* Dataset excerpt
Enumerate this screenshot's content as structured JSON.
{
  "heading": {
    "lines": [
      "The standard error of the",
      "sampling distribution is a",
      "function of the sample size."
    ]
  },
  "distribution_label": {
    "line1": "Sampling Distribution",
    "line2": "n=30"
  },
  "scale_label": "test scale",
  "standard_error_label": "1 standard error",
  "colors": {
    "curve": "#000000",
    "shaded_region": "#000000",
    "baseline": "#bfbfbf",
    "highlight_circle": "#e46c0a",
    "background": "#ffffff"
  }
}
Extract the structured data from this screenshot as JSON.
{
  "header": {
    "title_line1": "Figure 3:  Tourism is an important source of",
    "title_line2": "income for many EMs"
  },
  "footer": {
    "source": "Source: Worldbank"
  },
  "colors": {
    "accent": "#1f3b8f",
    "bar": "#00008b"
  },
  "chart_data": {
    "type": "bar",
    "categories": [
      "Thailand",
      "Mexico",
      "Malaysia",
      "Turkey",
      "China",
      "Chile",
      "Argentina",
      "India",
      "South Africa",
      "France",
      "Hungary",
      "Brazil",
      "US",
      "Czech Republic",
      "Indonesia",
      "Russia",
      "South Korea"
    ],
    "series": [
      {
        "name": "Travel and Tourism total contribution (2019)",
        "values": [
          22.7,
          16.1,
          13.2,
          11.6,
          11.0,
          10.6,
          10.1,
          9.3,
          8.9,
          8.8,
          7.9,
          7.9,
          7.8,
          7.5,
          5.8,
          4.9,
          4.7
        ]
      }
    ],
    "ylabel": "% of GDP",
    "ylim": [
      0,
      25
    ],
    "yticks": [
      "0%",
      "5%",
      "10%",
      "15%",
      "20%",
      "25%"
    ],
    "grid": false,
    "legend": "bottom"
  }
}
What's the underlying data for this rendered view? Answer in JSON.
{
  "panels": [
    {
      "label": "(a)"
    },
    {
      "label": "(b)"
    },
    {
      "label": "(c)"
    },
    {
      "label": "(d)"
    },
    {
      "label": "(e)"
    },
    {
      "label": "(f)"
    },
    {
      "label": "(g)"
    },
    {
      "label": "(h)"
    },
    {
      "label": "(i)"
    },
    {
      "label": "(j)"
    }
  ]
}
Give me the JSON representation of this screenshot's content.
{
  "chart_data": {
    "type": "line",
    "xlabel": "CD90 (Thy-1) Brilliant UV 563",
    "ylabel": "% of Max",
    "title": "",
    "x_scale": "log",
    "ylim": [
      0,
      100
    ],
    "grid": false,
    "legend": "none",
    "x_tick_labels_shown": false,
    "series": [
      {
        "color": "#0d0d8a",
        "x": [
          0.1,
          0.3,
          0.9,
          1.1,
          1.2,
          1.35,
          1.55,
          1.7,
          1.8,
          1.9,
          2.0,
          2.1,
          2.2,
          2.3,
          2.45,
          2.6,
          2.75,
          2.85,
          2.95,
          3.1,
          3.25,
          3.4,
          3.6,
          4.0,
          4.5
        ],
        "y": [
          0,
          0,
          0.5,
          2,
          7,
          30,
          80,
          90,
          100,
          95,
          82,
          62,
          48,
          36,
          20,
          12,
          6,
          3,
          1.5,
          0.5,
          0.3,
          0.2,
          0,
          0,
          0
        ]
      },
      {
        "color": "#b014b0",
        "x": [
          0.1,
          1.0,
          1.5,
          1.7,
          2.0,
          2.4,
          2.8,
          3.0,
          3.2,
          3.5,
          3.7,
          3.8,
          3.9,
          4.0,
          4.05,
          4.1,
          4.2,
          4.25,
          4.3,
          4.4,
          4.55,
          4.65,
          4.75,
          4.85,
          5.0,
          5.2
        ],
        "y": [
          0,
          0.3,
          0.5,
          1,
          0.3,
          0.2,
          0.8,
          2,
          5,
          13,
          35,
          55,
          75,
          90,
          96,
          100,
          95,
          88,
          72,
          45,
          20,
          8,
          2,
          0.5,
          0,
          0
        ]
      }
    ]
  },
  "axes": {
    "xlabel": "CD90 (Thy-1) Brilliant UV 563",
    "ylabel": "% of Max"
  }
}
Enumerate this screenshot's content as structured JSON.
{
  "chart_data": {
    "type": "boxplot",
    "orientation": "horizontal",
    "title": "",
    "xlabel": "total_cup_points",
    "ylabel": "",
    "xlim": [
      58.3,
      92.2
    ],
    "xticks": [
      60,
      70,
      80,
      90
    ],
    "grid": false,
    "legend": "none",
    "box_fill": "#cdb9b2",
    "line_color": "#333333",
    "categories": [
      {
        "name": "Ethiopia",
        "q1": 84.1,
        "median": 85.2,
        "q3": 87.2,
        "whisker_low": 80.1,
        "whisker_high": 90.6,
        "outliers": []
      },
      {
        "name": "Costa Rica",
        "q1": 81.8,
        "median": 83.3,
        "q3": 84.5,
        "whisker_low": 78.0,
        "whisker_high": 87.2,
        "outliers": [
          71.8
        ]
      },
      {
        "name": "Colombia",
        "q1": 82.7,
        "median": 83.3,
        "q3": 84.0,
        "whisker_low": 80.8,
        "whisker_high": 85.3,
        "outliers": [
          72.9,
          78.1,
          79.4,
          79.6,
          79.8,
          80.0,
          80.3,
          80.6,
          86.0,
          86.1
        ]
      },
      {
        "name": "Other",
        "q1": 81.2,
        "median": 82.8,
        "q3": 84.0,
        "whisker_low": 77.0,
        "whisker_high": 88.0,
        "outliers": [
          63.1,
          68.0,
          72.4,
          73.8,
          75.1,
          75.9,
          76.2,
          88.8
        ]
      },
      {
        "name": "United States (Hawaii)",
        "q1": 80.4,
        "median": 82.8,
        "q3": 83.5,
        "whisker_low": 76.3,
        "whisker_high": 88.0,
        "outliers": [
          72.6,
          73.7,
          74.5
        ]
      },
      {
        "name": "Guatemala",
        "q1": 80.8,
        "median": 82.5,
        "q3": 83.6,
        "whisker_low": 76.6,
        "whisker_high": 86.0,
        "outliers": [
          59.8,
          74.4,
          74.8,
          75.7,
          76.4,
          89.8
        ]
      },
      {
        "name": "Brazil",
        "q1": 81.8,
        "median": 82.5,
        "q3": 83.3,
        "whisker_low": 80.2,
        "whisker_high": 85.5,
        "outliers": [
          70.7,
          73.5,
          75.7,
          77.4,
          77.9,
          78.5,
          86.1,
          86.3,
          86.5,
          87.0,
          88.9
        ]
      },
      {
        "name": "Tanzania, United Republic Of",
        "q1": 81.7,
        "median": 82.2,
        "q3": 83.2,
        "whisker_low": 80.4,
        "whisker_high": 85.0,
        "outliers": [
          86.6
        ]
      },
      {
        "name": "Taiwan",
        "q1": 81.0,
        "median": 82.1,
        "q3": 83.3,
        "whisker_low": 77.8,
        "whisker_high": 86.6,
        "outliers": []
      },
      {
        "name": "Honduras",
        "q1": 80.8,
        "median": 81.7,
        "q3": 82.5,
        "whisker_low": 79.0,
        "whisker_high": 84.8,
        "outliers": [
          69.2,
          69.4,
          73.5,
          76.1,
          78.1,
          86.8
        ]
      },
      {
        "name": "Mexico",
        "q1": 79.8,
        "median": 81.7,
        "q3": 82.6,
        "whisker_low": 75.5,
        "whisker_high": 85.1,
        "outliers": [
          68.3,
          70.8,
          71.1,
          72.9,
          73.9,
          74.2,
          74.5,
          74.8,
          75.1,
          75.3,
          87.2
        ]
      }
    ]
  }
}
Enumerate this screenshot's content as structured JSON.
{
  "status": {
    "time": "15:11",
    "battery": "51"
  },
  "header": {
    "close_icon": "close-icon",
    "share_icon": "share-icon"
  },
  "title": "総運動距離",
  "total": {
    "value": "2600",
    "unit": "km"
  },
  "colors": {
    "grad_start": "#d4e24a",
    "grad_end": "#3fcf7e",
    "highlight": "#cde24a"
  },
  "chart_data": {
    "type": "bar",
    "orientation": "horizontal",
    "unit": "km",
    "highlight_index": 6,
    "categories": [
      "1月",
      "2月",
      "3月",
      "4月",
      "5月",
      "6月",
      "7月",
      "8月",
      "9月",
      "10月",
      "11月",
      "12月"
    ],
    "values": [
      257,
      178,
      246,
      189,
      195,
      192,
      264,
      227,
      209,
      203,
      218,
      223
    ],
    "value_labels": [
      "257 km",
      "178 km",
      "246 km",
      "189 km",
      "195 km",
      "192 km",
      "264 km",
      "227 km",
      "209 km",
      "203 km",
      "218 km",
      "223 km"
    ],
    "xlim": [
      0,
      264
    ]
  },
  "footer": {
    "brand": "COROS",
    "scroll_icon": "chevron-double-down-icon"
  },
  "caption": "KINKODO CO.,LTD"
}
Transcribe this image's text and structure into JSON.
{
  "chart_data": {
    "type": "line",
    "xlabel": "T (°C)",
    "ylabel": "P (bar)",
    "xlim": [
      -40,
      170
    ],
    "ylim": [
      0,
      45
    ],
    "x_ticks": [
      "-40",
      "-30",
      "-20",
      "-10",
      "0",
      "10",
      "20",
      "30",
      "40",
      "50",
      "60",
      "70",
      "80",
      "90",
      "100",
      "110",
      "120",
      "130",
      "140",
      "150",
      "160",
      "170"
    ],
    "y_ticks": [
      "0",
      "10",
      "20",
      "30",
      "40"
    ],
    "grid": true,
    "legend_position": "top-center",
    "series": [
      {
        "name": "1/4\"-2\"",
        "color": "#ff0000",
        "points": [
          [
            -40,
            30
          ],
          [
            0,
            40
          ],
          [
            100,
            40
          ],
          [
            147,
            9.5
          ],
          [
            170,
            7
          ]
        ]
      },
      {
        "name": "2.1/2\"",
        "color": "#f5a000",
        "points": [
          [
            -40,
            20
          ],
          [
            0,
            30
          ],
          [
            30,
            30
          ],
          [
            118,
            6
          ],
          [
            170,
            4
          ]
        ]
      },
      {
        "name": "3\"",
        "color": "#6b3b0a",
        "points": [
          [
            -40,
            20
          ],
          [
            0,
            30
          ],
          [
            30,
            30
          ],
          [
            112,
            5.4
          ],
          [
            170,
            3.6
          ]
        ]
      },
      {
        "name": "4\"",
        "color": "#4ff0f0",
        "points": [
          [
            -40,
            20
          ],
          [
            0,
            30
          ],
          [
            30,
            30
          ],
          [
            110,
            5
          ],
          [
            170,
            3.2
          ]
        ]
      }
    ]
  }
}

* Work to be completed
Return every line containing "error".

* Exercise result
      "The standard error of the",
  "standard_error_label": "1 standard error",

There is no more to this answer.